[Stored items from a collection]
════
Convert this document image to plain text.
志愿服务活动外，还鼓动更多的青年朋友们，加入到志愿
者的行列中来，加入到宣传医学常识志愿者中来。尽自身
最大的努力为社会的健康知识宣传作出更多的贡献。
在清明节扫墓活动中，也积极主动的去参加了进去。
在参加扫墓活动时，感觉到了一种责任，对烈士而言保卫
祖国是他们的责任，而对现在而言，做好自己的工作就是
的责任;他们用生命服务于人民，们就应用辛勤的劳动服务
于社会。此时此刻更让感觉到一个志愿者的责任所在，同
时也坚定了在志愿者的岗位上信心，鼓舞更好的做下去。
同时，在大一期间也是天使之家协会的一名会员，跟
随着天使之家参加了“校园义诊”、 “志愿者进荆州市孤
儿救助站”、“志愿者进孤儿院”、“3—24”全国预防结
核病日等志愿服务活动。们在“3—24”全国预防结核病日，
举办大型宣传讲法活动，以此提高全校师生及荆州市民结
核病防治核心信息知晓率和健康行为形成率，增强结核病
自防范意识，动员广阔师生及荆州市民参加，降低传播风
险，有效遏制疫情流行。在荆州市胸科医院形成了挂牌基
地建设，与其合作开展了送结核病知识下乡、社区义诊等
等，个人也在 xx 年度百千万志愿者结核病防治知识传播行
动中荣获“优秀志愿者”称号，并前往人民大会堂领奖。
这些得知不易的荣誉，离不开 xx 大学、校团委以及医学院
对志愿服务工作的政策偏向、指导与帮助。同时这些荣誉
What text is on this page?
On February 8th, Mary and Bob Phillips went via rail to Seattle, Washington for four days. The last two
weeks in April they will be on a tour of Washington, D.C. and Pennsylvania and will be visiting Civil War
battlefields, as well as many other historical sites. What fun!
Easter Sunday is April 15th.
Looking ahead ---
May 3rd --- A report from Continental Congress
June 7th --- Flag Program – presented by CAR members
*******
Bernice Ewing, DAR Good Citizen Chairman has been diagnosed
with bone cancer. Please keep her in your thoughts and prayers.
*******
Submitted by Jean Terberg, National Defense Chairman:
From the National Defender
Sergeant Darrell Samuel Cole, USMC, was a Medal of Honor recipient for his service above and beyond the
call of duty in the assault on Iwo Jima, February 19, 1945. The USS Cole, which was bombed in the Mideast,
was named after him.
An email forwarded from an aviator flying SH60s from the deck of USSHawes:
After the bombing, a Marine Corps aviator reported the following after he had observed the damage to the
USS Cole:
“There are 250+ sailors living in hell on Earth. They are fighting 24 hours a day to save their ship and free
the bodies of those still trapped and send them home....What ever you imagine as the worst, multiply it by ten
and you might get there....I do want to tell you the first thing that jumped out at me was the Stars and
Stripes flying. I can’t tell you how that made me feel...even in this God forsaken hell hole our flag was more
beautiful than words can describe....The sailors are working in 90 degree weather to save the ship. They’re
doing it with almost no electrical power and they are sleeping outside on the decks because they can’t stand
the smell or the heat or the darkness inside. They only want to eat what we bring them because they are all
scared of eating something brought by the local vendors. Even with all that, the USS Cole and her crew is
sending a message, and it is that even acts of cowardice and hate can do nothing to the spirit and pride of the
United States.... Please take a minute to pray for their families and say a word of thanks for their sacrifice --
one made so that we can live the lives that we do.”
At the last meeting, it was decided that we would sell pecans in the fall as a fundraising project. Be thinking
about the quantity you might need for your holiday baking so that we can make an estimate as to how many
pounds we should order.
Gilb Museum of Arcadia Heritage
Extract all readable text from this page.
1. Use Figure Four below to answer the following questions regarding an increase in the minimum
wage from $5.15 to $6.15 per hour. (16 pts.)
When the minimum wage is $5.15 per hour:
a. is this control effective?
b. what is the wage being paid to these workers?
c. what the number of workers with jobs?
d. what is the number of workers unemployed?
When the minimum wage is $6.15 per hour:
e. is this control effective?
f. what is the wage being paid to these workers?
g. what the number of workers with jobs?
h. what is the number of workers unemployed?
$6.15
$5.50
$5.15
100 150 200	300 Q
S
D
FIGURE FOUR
════
◆ **WRITTEN TASK**: The lines above form a set of records; determine how many of them contain the string "aviator" and give that number alone.

◆ **ANSWER FOR THIS EXERCISE**: 2